- GIVEN EXERCISE -
Copy the lines from the one with "menu-edit[interactable]: 编辑(E) —" to the one with "clone-stamp-tool-icon[interactable]: ⊥ —" word for word, both of those lines included.

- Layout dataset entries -
____________________
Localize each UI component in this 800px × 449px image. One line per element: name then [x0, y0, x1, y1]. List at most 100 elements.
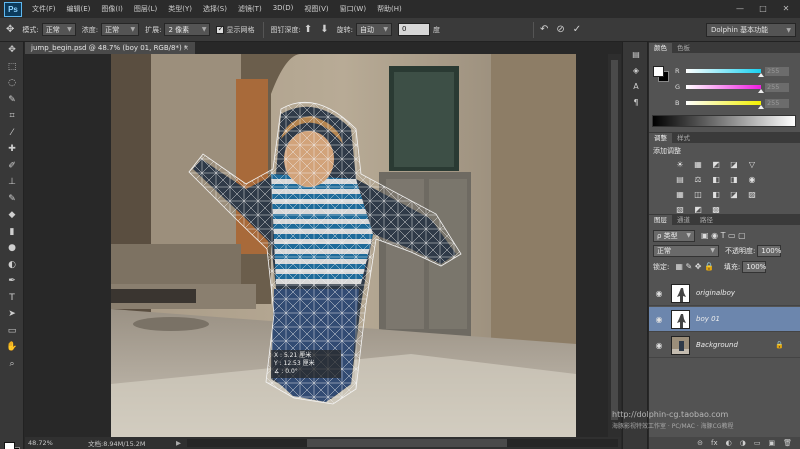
menu-edit[interactable]: 编辑(E) — [67, 4, 91, 14]
canvas-area[interactable]: X : 5.21 厘米 Y : 12.53 厘米 ∡ : 0.0° — [25, 54, 621, 437]
healing-brush-tool-icon[interactable]: ✚ — [0, 141, 24, 158]
expand-select[interactable]: 2 像素 ▼ — [164, 23, 211, 36]
menu-view[interactable]: 视图(V) — [304, 4, 328, 14]
fill-input[interactable]: 100% — [742, 260, 766, 273]
layer-row-originalboy[interactable]: ◉ originalboy — [649, 281, 800, 306]
history-icon[interactable]: ▤ — [623, 46, 649, 62]
tab-color[interactable]: 颜色 — [649, 43, 672, 53]
blend-mode-select[interactable]: 正常 ▼ — [653, 244, 719, 257]
foreground-color-swatch[interactable] — [653, 66, 664, 77]
pin-backward-icon[interactable]: ⬇ — [320, 24, 328, 35]
scroll-thumb[interactable] — [307, 439, 507, 447]
opacity-input[interactable]: 100% — [757, 244, 781, 257]
adjustment-icon-12[interactable]: ◫ — [693, 190, 703, 199]
tab-adjustments[interactable]: 调整 — [649, 133, 672, 143]
menu-layer[interactable]: 图层(L) — [134, 4, 157, 14]
density-select[interactable]: 正常 ▼ — [101, 23, 140, 36]
scroll-thumb[interactable] — [611, 60, 618, 420]
adjustment-icon-17[interactable]: ◩ — [693, 205, 703, 214]
adjustment-icon-15[interactable]: ▨ — [747, 190, 757, 199]
trash-icon[interactable]: 🗑 — [783, 439, 792, 447]
adjustment-icon-5[interactable]: ▽ — [747, 160, 757, 169]
brush-tool-icon[interactable]: ✐ — [0, 158, 24, 175]
history-brush-tool-icon[interactable]: ✎ — [0, 191, 24, 208]
visibility-eye-icon[interactable]: ◉ — [652, 341, 666, 350]
adjustment-icon-14[interactable]: ◪ — [729, 190, 739, 199]
document-tab[interactable]: jump_begin.psd @ 48.7% (boy 01, RGB/8*) … — [25, 42, 195, 54]
blue-channel-slider[interactable] — [686, 101, 764, 109]
quick-select-tool-icon[interactable]: ✎ — [0, 92, 24, 109]
hand-tool-icon[interactable]: ✋ — [0, 339, 24, 356]
photo-canvas[interactable]: X : 5.21 厘米 Y : 12.53 厘米 ∡ : 0.0° — [111, 54, 576, 437]
move-tool-icon[interactable]: ✥ — [0, 42, 24, 59]
rotate-select[interactable]: 自动 ▼ — [355, 23, 392, 36]
slider-knob[interactable] — [758, 73, 764, 77]
clone-stamp-tool-icon[interactable]: ⊥ — [0, 174, 24, 191]
adjustment-icon-8[interactable]: ◧ — [711, 175, 721, 184]
adjustment-icon-16[interactable]: ▧ — [675, 205, 685, 214]
layer-row-background[interactable]: ◉ Background 🔒 — [649, 333, 800, 358]
adjustment-icon-7[interactable]: ⚖ — [693, 175, 703, 184]
minimize-button[interactable]: — — [730, 2, 750, 15]
workspace-select[interactable]: Dolphin 基本功能 ▼ — [706, 23, 796, 37]
menu-help[interactable]: 帮助(H) — [377, 4, 402, 14]
blur-tool-icon[interactable]: ● — [0, 240, 24, 257]
menu-3d[interactable]: 3D(D) — [273, 4, 294, 14]
adjustment-icon-13[interactable]: ◧ — [711, 190, 721, 199]
adjustment-layer-icon[interactable]: ◑ — [740, 439, 746, 447]
tab-swatches[interactable]: 色板 — [672, 43, 695, 53]
zoom-tool-icon[interactable]: ⌕ — [0, 356, 24, 373]
fx-icon[interactable]: fx — [711, 439, 718, 447]
menu-image[interactable]: 图像(I) — [101, 4, 123, 14]
green-channel-slider[interactable] — [686, 85, 764, 93]
close-tab-icon[interactable]: × — [183, 42, 189, 54]
lasso-tool-icon[interactable]: ◌ — [0, 75, 24, 92]
slider-knob[interactable] — [758, 105, 764, 109]
tab-layers[interactable]: 图层 — [649, 215, 672, 225]
marquee-tool-icon[interactable]: ⬚ — [0, 59, 24, 76]
rotate-angle-input[interactable]: 0 — [397, 23, 430, 36]
eyedropper-tool-icon[interactable]: ⁄ — [0, 125, 24, 142]
red-channel-value[interactable]: 255 — [765, 66, 789, 76]
rectangle-tool-icon[interactable]: ▭ — [0, 323, 24, 340]
pin-forward-icon[interactable]: ⬆ — [304, 24, 312, 35]
menu-select[interactable]: 选择(S) — [203, 4, 227, 14]
dodge-tool-icon[interactable]: ◐ — [0, 257, 24, 274]
menu-filter[interactable]: 滤镜(T) — [238, 4, 262, 14]
status-menu-arrow-icon[interactable]: ▶ — [176, 439, 181, 447]
zoom-level[interactable]: 48.72% — [28, 439, 76, 447]
add-mask-icon[interactable]: ◐ — [726, 439, 732, 447]
adjustment-icon-6[interactable]: ▤ — [675, 175, 685, 184]
horizontal-scrollbar[interactable] — [187, 439, 618, 447]
character-icon[interactable]: A — [623, 78, 649, 94]
tab-paths[interactable]: 路径 — [695, 215, 718, 225]
adjustment-icon-11[interactable]: ▦ — [675, 190, 685, 199]
adjustment-icon-2[interactable]: ▦ — [693, 160, 703, 169]
cancel-icon[interactable]: ⊘ — [556, 24, 564, 35]
eraser-tool-icon[interactable]: ◆ — [0, 207, 24, 224]
type-tool-icon[interactable]: T — [0, 290, 24, 307]
green-channel-value[interactable]: 255 — [765, 82, 789, 92]
path-select-tool-icon[interactable]: ➤ — [0, 306, 24, 323]
link-layers-icon[interactable]: ⊝ — [697, 439, 703, 447]
visibility-eye-icon[interactable]: ◉ — [652, 289, 666, 298]
adjustment-icon-1[interactable]: ☀ — [675, 160, 685, 169]
filter-icons[interactable]: ▣ ◉ T ▭ ▢ — [701, 231, 746, 240]
layer-filter-select[interactable]: ρ 类型 ▼ — [653, 229, 695, 242]
visibility-eye-icon[interactable]: ◉ — [652, 315, 666, 324]
crop-tool-icon[interactable]: ⌗ — [0, 108, 24, 125]
mode-select[interactable]: 正常 ▼ — [41, 23, 76, 36]
color-ramp[interactable] — [652, 115, 796, 127]
new-layer-icon[interactable]: ▣ — [768, 439, 775, 447]
blue-channel-value[interactable]: 255 — [765, 98, 789, 108]
adjustment-icon-9[interactable]: ◨ — [729, 175, 739, 184]
layer-row-boy-01[interactable]: ◉ boy 01 — [649, 307, 800, 332]
lock-icons[interactable]: ▦ ✎ ✥ 🔒 — [675, 262, 714, 271]
adjustment-icon-3[interactable]: ◩ — [711, 160, 721, 169]
adjustment-icon-18[interactable]: ▩ — [711, 205, 721, 214]
menu-type[interactable]: 类型(Y) — [168, 4, 192, 14]
maximize-button[interactable]: □ — [753, 2, 773, 15]
puppet-warp-icon[interactable]: ✥ — [6, 24, 14, 35]
adjustment-icon-4[interactable]: ◪ — [729, 160, 739, 169]
foreground-color-swatch[interactable] — [4, 442, 15, 449]
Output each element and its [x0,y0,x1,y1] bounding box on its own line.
____________________
- TASK ANSWER -
menu-edit[interactable]: 编辑(E) — [67, 4, 91, 14]
canvas-area[interactable]: X : 5.21 厘米 Y : 12.53 厘米 ∡ : 0.0° — [25, 54, 621, 437]
healing-brush-tool-icon[interactable]: ✚ — [0, 141, 24, 158]
expand-select[interactable]: 2 像素 ▼ — [164, 23, 211, 36]
menu-view[interactable]: 视图(V) — [304, 4, 328, 14]
fill-input[interactable]: 100% — [742, 260, 766, 273]
layer-row-originalboy[interactable]: ◉ originalboy — [649, 281, 800, 306]
history-icon[interactable]: ▤ — [623, 46, 649, 62]
tab-color[interactable]: 颜色 — [649, 43, 672, 53]
blend-mode-select[interactable]: 正常 ▼ — [653, 244, 719, 257]
foreground-color-swatch[interactable] — [653, 66, 664, 77]
pin-backward-icon[interactable]: ⬇ — [320, 24, 328, 35]
scroll-thumb[interactable] — [307, 439, 507, 447]
opacity-input[interactable]: 100% — [757, 244, 781, 257]
adjustment-icon-12[interactable]: ◫ — [693, 190, 703, 199]
tab-adjustments[interactable]: 调整 — [649, 133, 672, 143]
menu-layer[interactable]: 图层(L) — [134, 4, 157, 14]
density-select[interactable]: 正常 ▼ — [101, 23, 140, 36]
scroll-thumb[interactable] — [611, 60, 618, 420]
adjustment-icon-17[interactable]: ◩ — [693, 205, 703, 214]
adjustment-icon-15[interactable]: ▨ — [747, 190, 757, 199]
trash-icon[interactable]: 🗑 — [783, 439, 792, 447]
adjustment-icon-5[interactable]: ▽ — [747, 160, 757, 169]
brush-tool-icon[interactable]: ✐ — [0, 158, 24, 175]
history-brush-tool-icon[interactable]: ✎ — [0, 191, 24, 208]
visibility-eye-icon[interactable]: ◉ — [652, 341, 666, 350]
adjustment-icon-14[interactable]: ◪ — [729, 190, 739, 199]
document-tab[interactable]: jump_begin.psd @ 48.7% (boy 01, RGB/8*) … — [25, 42, 195, 54]
blue-channel-slider[interactable] — [686, 101, 764, 109]
quick-select-tool-icon[interactable]: ✎ — [0, 92, 24, 109]
hand-tool-icon[interactable]: ✋ — [0, 339, 24, 356]
photo-canvas[interactable]: X : 5.21 厘米 Y : 12.53 厘米 ∡ : 0.0° — [111, 54, 576, 437]
move-tool-icon[interactable]: ✥ — [0, 42, 24, 59]
rotate-select[interactable]: 自动 ▼ — [355, 23, 392, 36]
slider-knob[interactable] — [758, 73, 764, 77]
clone-stamp-tool-icon[interactable]: ⊥ — [0, 174, 24, 191]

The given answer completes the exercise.